Rotimi Makinde Makes Case for Customary Courts, Express Readiness To Offer Best
A member of Osun State Judicial Service Commission, Hon. Rotimi Makinde has disclosed readiness to offer his best in re-positioning the state judiciary to an enviable level, even as he makes case for State Customary Courts in the country for general public good.
The former Federal Parliamentarian who represented Ife Federal Constituency in the 7th Assembly during a chat with some selected media practitioners in his home town said; ”Ethnic Customary law is enforced in customary courts.
These courts are at the lowest rung of the hierarchy of courts and in most cases are presided over by non- legally trained personnel. Judiciary is very critical to the maintenance of good governance and a just society. Government needs to ensure that the grundnorm is not desecrated, providing necessary checks and balances with regards to the actions of the executive and legislative arms of government.
”It will be necessary to increase the jurisdiction of Customary courts to accommodate minor offences such as minor traffic, marital and sanitation offences which do not require custodial sentences. I also recommend that those who make laws for the states should look at the Osun State Customary Courts Law with a view to expanding the jurisdiction which in turn will advance our justice delivery system.”
”With due respect, I urge State governments to invest heavily on Judges at the Customary Courts, this will help to increase and add value to their experience through training and retraining and other judicial capacity building initiatives.

┄┄┄┄┄┄┄┄┄┄┄┄┄┄┄┄┄┄┄┄

→ **Do this**
Write the next part of the article on Rotimi Makinde and customary courts, starting right after its last sentence. The listing that comes next has nothing to do with this.

→ **Data**
┄┄┄┄┄┄┄┄┄┄┄┄┄┄┄┄┄┄┄┄

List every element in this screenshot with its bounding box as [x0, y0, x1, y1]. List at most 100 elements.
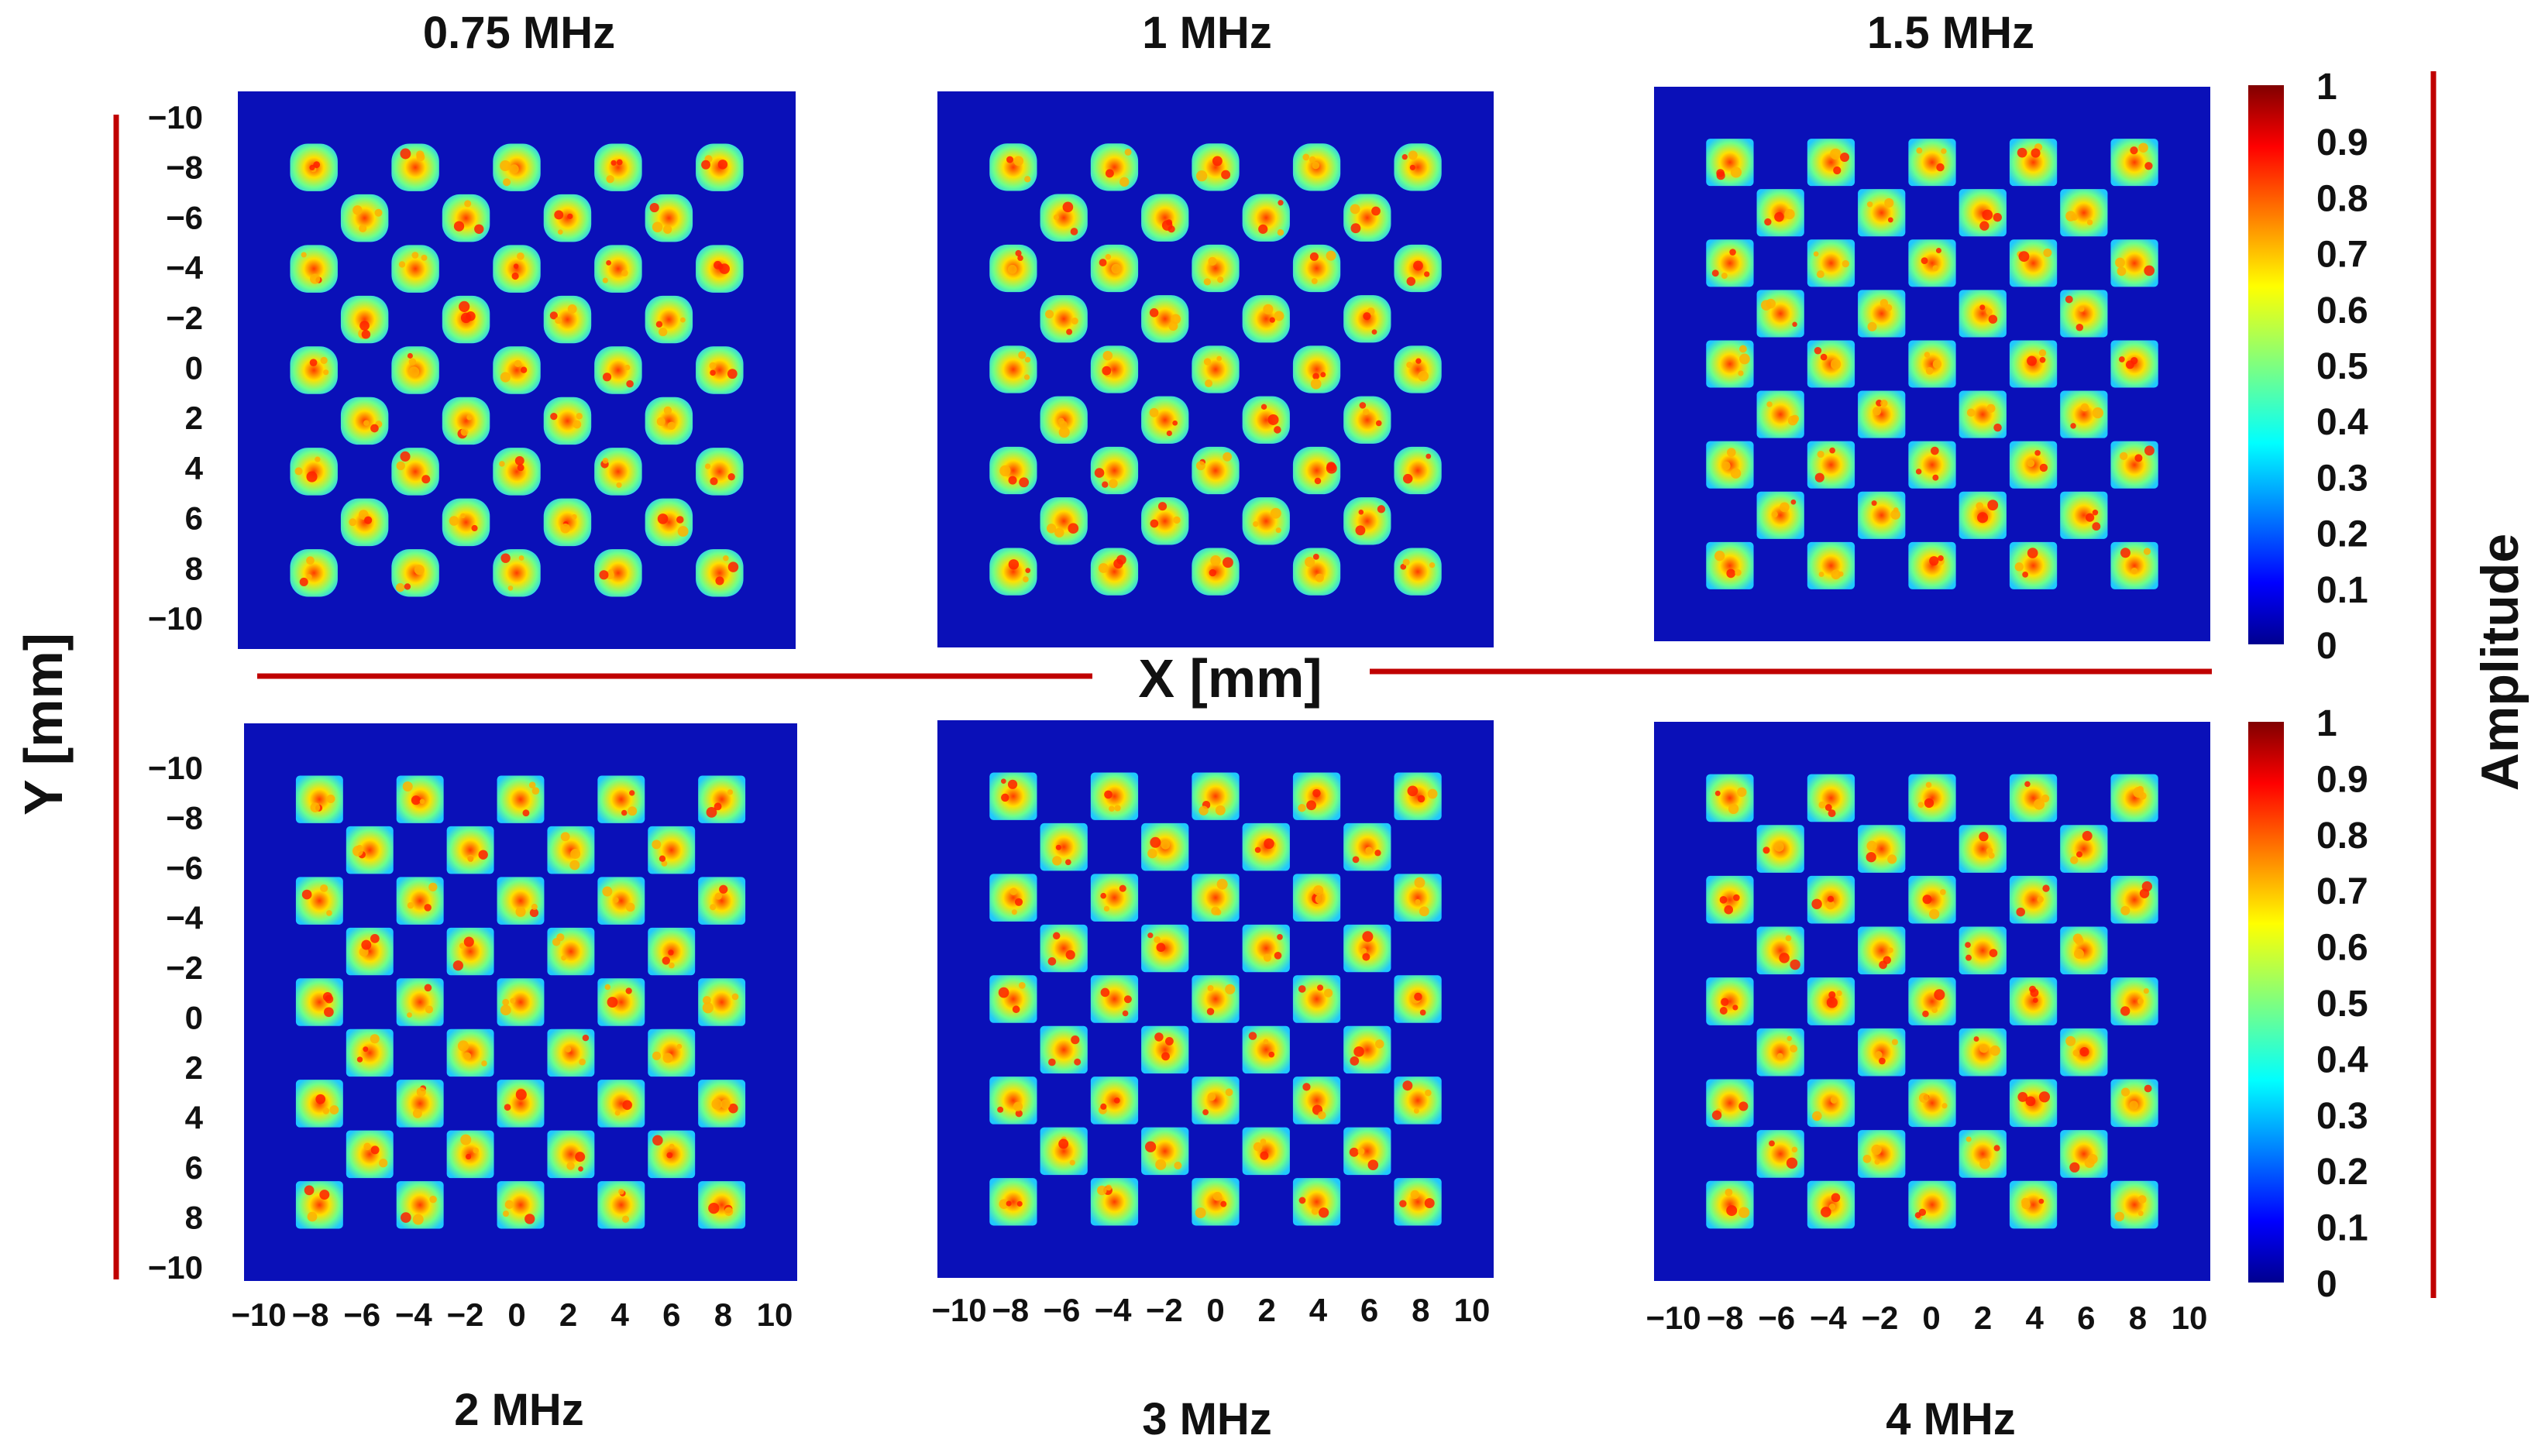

┄┄┄┄┄┄┄┄┄┄┄┄┄┄┄┄┄┄┄┄

→ **Response to the task**
We have seen situations whereby lawyers just bamboozle judges at Customary Courts with semantics and some technical legal terms, often times they have their ways, this is not good for the system at all. This should not be the case anymore. We need to strengthen our institutions for general public good.” Makinde stated
Continuing, Makinde said, ”Judiciary is an arm of government that is charged with the responsibility of interpretation of laws and settlement of disputes. It is commonly called the last hope of the common man and all hands must be on deck not to truncate this laudable goal.
The Constitution of Federal Republic of Nigeria (as amended) (CFRN) is supreme and every other law in the country derives is validity from it. It also provides that if any other law in the country is inconsistent with the provisions of the constitution such law becomes illegal, unconstitutional and void.”
The astute and dogged politician at length stressed that, "Section 282 (1) of the CFRN provides that a Customary Court of a State shall exercise appellate and supervisory jurisdiction in CIVIL PROCEEDINGS involving questions of CUSTOMARY LAW.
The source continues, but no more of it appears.